* _PROBLEM TO SOLVE_
Please repeat all of the listing exactly.

* _RECORDS PROVIDED_
■ ■ ■ ■ ■ ■ ■
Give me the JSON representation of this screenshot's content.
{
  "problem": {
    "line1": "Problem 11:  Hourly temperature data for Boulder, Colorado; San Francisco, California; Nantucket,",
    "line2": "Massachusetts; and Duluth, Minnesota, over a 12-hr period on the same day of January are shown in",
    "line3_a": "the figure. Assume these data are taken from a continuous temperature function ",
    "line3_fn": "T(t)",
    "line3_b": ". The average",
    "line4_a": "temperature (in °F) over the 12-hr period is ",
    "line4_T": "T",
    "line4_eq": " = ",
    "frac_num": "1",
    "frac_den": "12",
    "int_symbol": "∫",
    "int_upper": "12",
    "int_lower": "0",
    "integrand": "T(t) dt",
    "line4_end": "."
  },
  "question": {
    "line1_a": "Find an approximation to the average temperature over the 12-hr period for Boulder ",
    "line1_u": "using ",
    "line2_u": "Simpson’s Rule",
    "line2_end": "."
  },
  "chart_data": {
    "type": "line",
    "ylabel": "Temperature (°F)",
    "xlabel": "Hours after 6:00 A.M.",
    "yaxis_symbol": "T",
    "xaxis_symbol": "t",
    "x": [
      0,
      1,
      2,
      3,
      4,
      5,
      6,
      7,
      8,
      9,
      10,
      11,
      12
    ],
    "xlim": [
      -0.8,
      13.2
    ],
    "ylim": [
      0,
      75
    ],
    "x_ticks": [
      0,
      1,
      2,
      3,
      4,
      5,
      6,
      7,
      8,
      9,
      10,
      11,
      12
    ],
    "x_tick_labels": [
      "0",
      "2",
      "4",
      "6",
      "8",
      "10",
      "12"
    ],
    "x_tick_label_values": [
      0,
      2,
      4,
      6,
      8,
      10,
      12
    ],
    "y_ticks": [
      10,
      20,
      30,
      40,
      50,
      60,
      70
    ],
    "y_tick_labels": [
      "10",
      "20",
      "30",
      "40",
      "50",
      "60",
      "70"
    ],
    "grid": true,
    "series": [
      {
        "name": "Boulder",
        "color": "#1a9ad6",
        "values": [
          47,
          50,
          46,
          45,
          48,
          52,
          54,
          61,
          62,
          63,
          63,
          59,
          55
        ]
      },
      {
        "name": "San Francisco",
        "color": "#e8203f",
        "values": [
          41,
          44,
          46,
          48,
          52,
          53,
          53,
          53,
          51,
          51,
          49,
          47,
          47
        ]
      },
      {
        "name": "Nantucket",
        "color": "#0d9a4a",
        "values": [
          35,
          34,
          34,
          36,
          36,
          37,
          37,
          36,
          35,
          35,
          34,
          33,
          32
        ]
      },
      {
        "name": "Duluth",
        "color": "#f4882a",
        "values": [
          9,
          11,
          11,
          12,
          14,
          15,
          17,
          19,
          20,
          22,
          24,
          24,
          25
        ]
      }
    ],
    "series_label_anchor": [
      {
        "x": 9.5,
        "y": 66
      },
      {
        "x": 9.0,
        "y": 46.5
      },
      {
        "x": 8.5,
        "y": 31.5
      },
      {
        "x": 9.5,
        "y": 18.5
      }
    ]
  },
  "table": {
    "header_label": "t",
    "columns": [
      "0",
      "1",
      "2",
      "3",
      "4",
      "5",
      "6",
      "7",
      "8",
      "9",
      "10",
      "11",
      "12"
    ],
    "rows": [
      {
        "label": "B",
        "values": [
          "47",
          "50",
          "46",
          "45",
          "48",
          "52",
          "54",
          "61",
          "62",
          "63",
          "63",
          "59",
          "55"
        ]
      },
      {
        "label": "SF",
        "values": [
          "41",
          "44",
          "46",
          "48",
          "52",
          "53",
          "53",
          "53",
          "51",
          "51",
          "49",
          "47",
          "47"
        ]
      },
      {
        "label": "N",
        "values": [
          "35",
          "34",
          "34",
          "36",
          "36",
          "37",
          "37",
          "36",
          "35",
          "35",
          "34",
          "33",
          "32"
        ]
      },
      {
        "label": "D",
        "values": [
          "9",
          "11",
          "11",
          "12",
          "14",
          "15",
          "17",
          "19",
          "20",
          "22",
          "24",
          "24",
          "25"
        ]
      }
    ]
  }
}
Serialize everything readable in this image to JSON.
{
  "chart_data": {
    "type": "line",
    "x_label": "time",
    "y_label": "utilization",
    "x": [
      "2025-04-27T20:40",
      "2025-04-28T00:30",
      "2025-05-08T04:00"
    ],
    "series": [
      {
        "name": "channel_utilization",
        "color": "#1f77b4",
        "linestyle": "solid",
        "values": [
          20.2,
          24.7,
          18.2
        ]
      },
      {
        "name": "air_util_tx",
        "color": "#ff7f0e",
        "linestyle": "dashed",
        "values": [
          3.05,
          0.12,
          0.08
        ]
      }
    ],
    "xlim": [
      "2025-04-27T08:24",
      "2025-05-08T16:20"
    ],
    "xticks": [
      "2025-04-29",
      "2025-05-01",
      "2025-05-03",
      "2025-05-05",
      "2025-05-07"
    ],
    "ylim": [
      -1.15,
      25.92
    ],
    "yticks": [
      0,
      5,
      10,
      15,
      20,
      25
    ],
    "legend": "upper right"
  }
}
■ ■ ■ ■ ■ ■ ■
* _EXERCISE SOLUTION_
Give me the JSON representation of this screenshot's content.
{
  "problem": {
    "line1": "Problem 11:  Hourly temperature data for Boulder, Colorado; San Francisco, California; Nantucket,",
    "line2": "Massachusetts; and Duluth, Minnesota, over a 12-hr period on the same day of January are shown in",
    "line3_a": "the figure. Assume these data are taken from a continuous temperature function ",
    "line3_fn": "T(t)",
    "line3_b": ". The average",
    "line4_a": "temperature (in °F) over the 12-hr period is ",
    "line4_T": "T",
    "line4_eq": " = ",
    "frac_num": "1",
    "frac_den": "12",
    "int_symbol": "∫",
    "int_upper": "12",
    "int_lower": "0",
    "integrand": "T(t) dt",
    "line4_end": "."
  },
  "question": {
    "line1_a": "Find an approximation to the average temperature over the 12-hr period for Boulder ",
    "line1_u": "using ",
    "line2_u": "Simpson’s Rule",
    "line2_end": "."
  },
  "chart_data": {
    "type": "line",
    "ylabel": "Temperature (°F)",
    "xlabel": "Hours after 6:00 A.M.",
    "yaxis_symbol": "T",
    "xaxis_symbol": "t",
    "x": [
      0,
      1,
      2,
      3,
      4,
      5,
      6,
      7,
      8,
      9,
      10,
      11,
      12
    ],
    "xlim": [
      -0.8,
      13.2
    ],
    "ylim": [
      0,
      75
    ],
    "x_ticks": [
      0,
      1,
      2,
      3,
      4,
      5,
      6,
      7,
      8,
      9,
      10,
      11,
      12
    ],
    "x_tick_labels": [
      "0",
      "2",
      "4",
      "6",
      "8",
      "10",
      "12"
    ],
    "x_tick_label_values": [
      0,
      2,
      4,
      6,
      8,
      10,
      12
    ],
    "y_ticks": [
      10,
      20,
      30,
      40,
      50,
      60,
      70
    ],
    "y_tick_labels": [
      "10",
      "20",
      "30",
      "40",
      "50",
      "60",
      "70"
    ],
    "grid": true,
    "series": [
      {
        "name": "Boulder",
        "color": "#1a9ad6",
        "values": [
          47,
          50,
          46,
          45,
          48,
          52,
          54,
          61,
          62,
          63,
          63,
          59,
          55
        ]
      },
      {
        "name": "San Francisco",
        "color": "#e8203f",
        "values": [
          41,
          44,
          46,
          48,
          52,
          53,
          53,
          53,
          51,
          51,
          49,
          47,
          47
        ]
      },
      {
        "name": "Nantucket",
        "color": "#0d9a4a",
        "values": [
          35,
          34,
          34,
          36,
          36,
          37,
          37,
          36,
          35,
          35,
          34,
          33,
          32
        ]
      },
      {
        "name": "Duluth",
        "color": "#f4882a",
        "values": [
          9,
          11,
          11,
          12,
          14,
          15,
          17,
          19,
          20,
          22,
          24,
          24,
          25
        ]
      }
    ],
    "series_label_anchor": [
      {
        "x": 9.5,
        "y": 66
      },
      {
        "x": 9.0,
        "y": 46.5
      },
      {
        "x": 8.5,
        "y": 31.5
      },
      {
        "x": 9.5,
        "y": 18.5
      }
    ]
  },
  "table": {
    "header_label": "t",
    "columns": [
      "0",
      "1",
      "2",
      "3",
      "4",
      "5",
      "6",
      "7",
      "8",
      "9",
      "10",
      "11",
      "12"
    ],
    "rows": [
      {
        "label": "B",
        "values": [
          "47",
          "50",
          "46",
          "45",
          "48",
          "52",
          "54",
          "61",
          "62",
          "63",
          "63",
          "59",
          "55"
        ]
      },
      {
        "label": "SF",
        "values": [
          "41",
          "44",
          "46",
          "48",
          "52",
          "53",
          "53",
          "53",
          "51",
          "51",
          "49",
          "47",
          "47"
        ]
      },
      {
        "label": "N",
        "values": [
          "35",
          "34",
          "34",
          "36",
          "36",
          "37",
          "37",
          "36",
          "35",
          "35",
          "34",
          "33",
          "32"
        ]
      },
      {
        "label": "D",
        "values": [
          "9",
          "11",
          "11",
          "12",
          "14",
          "15",
          "17",
          "19",
          "20",
          "22",
          "24",
          "24",
          "25"
        ]
      }
    ]
  }
}
Serialize everything readable in this image to JSON.
{
  "chart_data": {
    "type": "line",
    "x_label": "time",
    "y_label": "utilization",
    "x": [
      "2025-04-27T20:40",
      "2025-04-28T00:30",
      "2025-05-08T04:00"
    ],
    "series": [
      {
        "name": "channel_utilization",
        "color": "#1f77b4",
        "linestyle": "solid",
        "values": [
          20.2,
          24.7,
          18.2
        ]
      },
      {
        "name": "air_util_tx",
        "color": "#ff7f0e",
        "linestyle": "dashed",
        "values": [
          3.05,
          0.12,
          0.08
        ]
      }
    ],
    "xlim": [
      "2025-04-27T08:24",
      "2025-05-08T16:20"
    ],
    "xticks": [
      "2025-04-29",
      "2025-05-01",
      "2025-05-03",
      "2025-05-05",
      "2025-05-07"
    ],
    "ylim": [
      -1.15,
      25.92
    ],
    "yticks": [
      0,
      5,
      10,
      15,
      20,
      25
    ],
    "legend": "upper right"
  }
}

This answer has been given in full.